** Challenge **
Transcribe each line of the material as it is, and drop any picture.

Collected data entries
>> BEGIN
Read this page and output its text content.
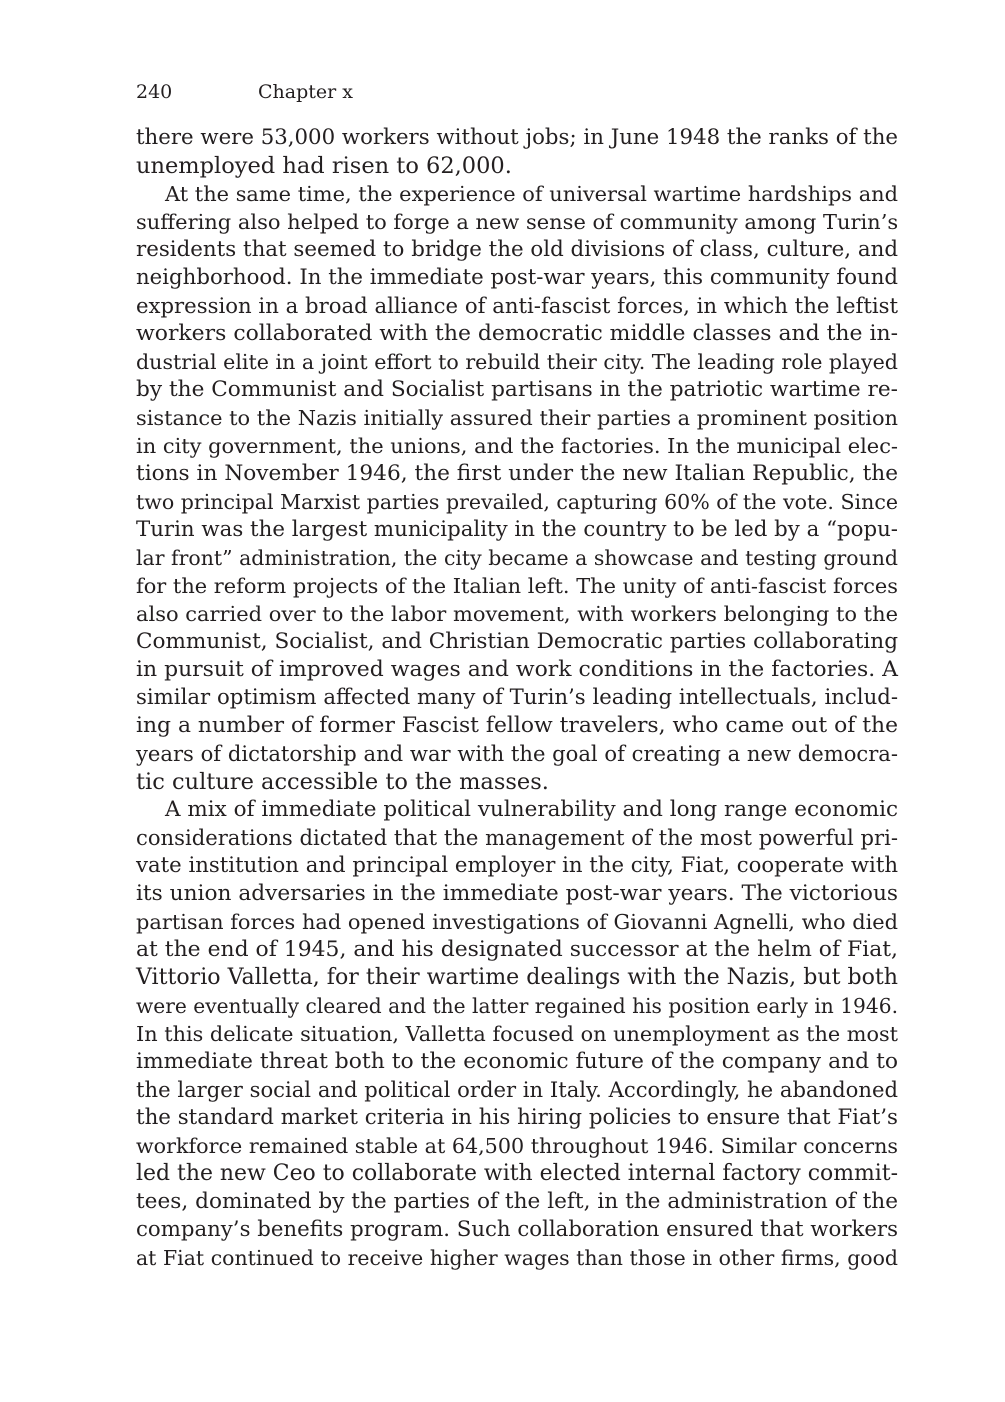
240	Chapter x
there were 53,000 workers without jobs; in June 1948 the ranks of the
unemployed had risen to 62,000.
At the same time, the experience of universal wartime hardships and
suffering also helped to forge a new sense of community among Turin’s
residents that seemed to bridge the old divisions of class, culture, and
neighborhood. In the immediate post-war years, this community found
expression in a broad alliance of anti-fascist forces, in which the leftist
workers collaborated with the democratic middle classes and the in-
dustrial elite in a joint effort to rebuild their city. The leading role played
by the Communist and Socialist partisans in the patriotic wartime re-
sistance to the Nazis initially assured their parties a prominent position
in city government, the unions, and the factories. In the municipal elec-
tions in November 1946, the first under the new Italian Republic, the
two principal Marxist parties prevailed, capturing 60% of the vote. Since
Turin was the largest municipality in the country to be led by a “popu-
lar front” administration, the city became a showcase and testing ground
for the reform projects of the Italian left. The unity of anti-fascist forces
also carried over to the labor movement, with workers belonging to the
Communist, Socialist, and Christian Democratic parties collaborating
in pursuit of improved wages and work conditions in the factories. A
similar optimism affected many of Turin’s leading intellectuals, includ-
ing a number of former Fascist fellow travelers, who came out of the
years of dictatorship and war with the goal of creating a new democra-
tic culture accessible to the masses.
A mix of immediate political vulnerability and long range economic
considerations dictated that the management of the most powerful pri-
vate institution and principal employer in the city, Fiat, cooperate with
its union adversaries in the immediate post-war years. The victorious
partisan forces had opened investigations of Giovanni Agnelli, who died
at the end of 1945, and his designated successor at the helm of Fiat,
Vittorio Valletta, for their wartime dealings with the Nazis, but both
were eventually cleared and the latter regained his position early in 1946.
In this delicate situation, Valletta focused on unemployment as the most
immediate threat both to the economic future of the company and to
the larger social and political order in Italy. Accordingly, he abandoned
the standard market criteria in his hiring policies to ensure that Fiat’s
workforce remained stable at 64,500 throughout 1946. Similar concerns
led the new Ceo to collaborate with elected internal factory commit-
tees, dominated by the parties of the left, in the administration of the
company’s benefits program. Such collaboration ensured that workers
at Fiat continued to receive higher wages than those in other firms, good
>> END
** Solution to the exercise **
Read this page and output its text content.
240	Chapter x
there were 53,000 workers without jobs; in June 1948 the ranks of the
unemployed had risen to 62,000.
At the same time, the experience of universal wartime hardships and
suffering also helped to forge a new sense of community among Turin’s
residents that seemed to bridge the old divisions of class, culture, and
neighborhood. In the immediate post-war years, this community found
expression in a broad alliance of anti-fascist forces, in which the leftist
workers collaborated with the democratic middle classes and the in-
dustrial elite in a joint effort to rebuild their city. The leading role played
by the Communist and Socialist partisans in the patriotic wartime re-
sistance to the Nazis initially assured their parties a prominent position
in city government, the unions, and the factories. In the municipal elec-
tions in November 1946, the first under the new Italian Republic, the
two principal Marxist parties prevailed, capturing 60% of the vote. Since
Turin was the largest municipality in the country to be led by a “popu-
lar front” administration, the city became a showcase and testing ground
for the reform projects of the Italian left. The unity of anti-fascist forces
also carried over to the labor movement, with workers belonging to the
Communist, Socialist, and Christian Democratic parties collaborating
in pursuit of improved wages and work conditions in the factories. A
similar optimism affected many of Turin’s leading intellectuals, includ-
ing a number of former Fascist fellow travelers, who came out of the
years of dictatorship and war with the goal of creating a new democra-
tic culture accessible to the masses.
A mix of immediate political vulnerability and long range economic
considerations dictated that the management of the most powerful pri-
vate institution and principal employer in the city, Fiat, cooperate with
its union adversaries in the immediate post-war years. The victorious
partisan forces had opened investigations of Giovanni Agnelli, who died
at the end of 1945, and his designated successor at the helm of Fiat,
Vittorio Valletta, for their wartime dealings with the Nazis, but both
were eventually cleared and the latter regained his position early in 1946.
In this delicate situation, Valletta focused on unemployment as the most
immediate threat both to the economic future of the company and to
the larger social and political order in Italy. Accordingly, he abandoned
the standard market criteria in his hiring policies to ensure that Fiat’s
workforce remained stable at 64,500 throughout 1946. Similar concerns
led the new Ceo to collaborate with elected internal factory commit-
tees, dominated by the parties of the left, in the administration of the
company’s benefits program. Such collaboration ensured that workers
at Fiat continued to receive higher wages than those in other firms, good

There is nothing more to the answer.